▸ **Exercise goal**: Write out each line of the listing as it stands, without the images.

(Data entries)
>> BEGIN

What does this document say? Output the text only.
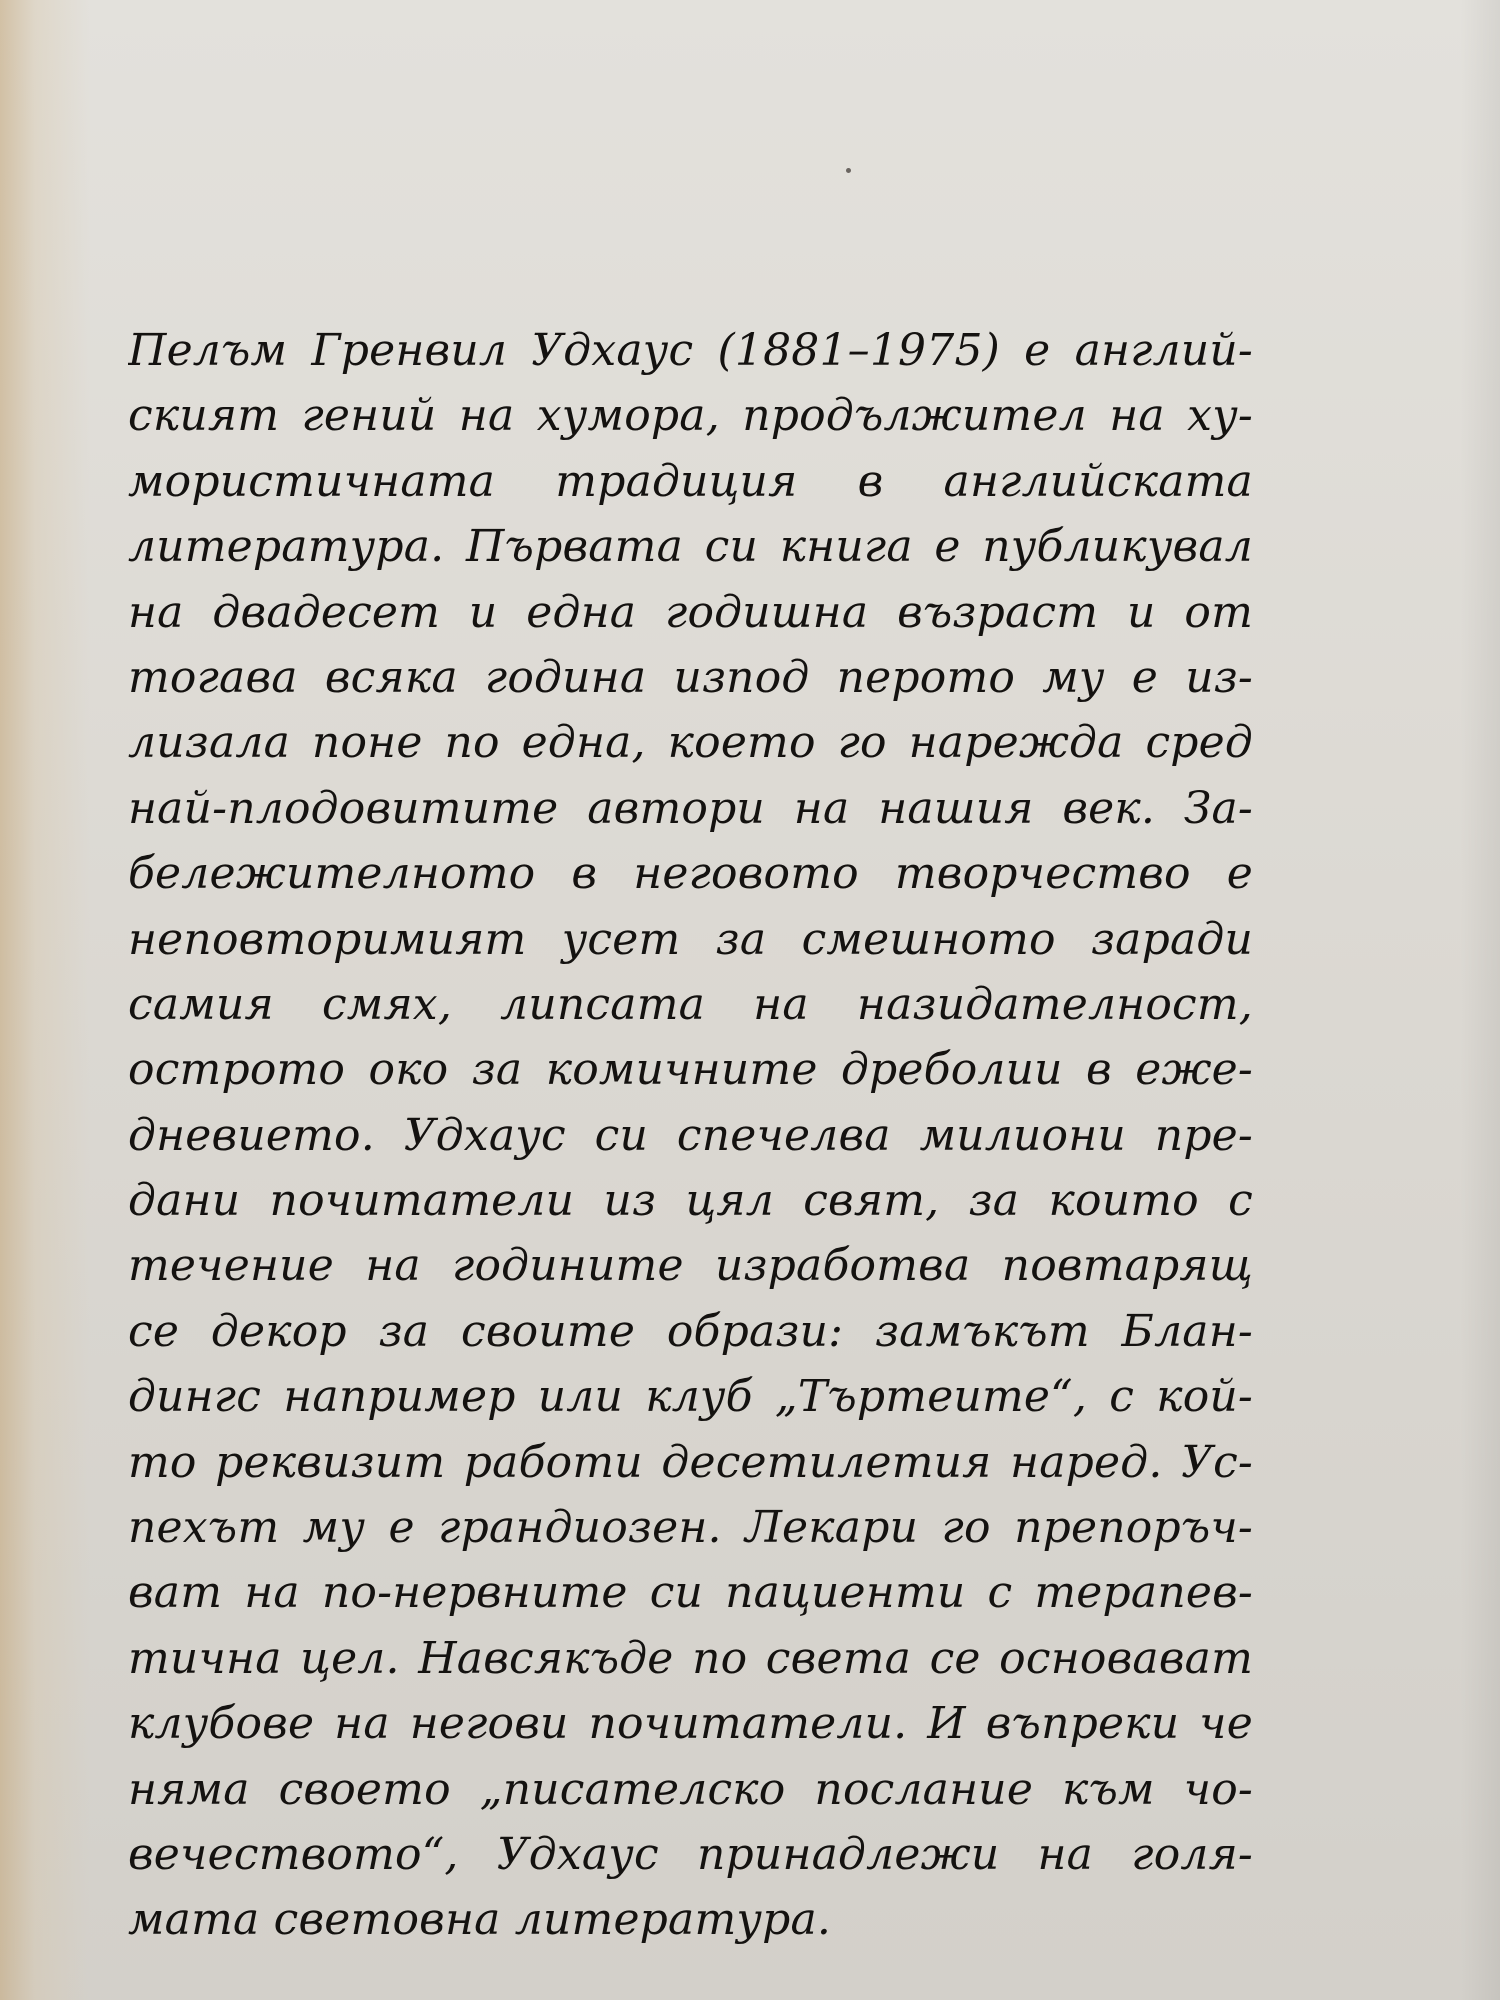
Пелъм Гренвил Удхаус (1881–1975) е англий-
ският гений на хумора, продължител на ху-
мористичната традиция в английската
литература. Първата си книга е публикувал
на двадесет и една годишна възраст и от
тогава всяка година изпод перото му е из-
лизала поне по една, което го нарежда сред
най-плодовитите автори на нашия век. За-
бележителното в неговото творчество е
неповторимият усет за смешното заради
самия смях, липсата на назидателност,
острото око за комичните дреболии в еже-
дневието. Удхаус си спечелва милиони пре-
дани почитатели из цял свят, за които с
течение на годините изработва повтарящ
се декор за своите образи: замъкът Блан-
дингс например или клуб „Търтеите“, с кой-
то реквизит работи десетилетия наред. Ус-
пехът му е грандиозен. Лекари го препоръч-
ват на по-нервните си пациенти с терапев-
тична цел. Навсякъде по света се основават
клубове на негови почитатели. И въпреки че
няма своето „писателско послание към чо-
вечеството“, Удхаус принадлежи на голя-
мата световна литература.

>> END

▸ **Solution**:
What does this document say? Output the text only.
Пелъм Гренвил Удхаус (1881–1975) е англий-
ският гений на хумора, продължител на ху-
мористичната традиция в английската
литература. Първата си книга е публикувал
на двадесет и една годишна възраст и от
тогава всяка година изпод перото му е из-
лизала поне по една, което го нарежда сред
най-плодовитите автори на нашия век. За-
бележителното в неговото творчество е
неповторимият усет за смешното заради
самия смях, липсата на назидателност,
острото око за комичните дреболии в еже-
дневието. Удхаус си спечелва милиони пре-
дани почитатели из цял свят, за които с
течение на годините изработва повтарящ
се декор за своите образи: замъкът Блан-
дингс например или клуб „Търтеите“, с кой-
то реквизит работи десетилетия наред. Ус-
пехът му е грандиозен. Лекари го препоръч-
ват на по-нервните си пациенти с терапев-
тична цел. Навсякъде по света се основават
клубове на негови почитатели. И въпреки че
няма своето „писателско послание към чо-
вечеството“, Удхаус принадлежи на голя-
мата световна литература.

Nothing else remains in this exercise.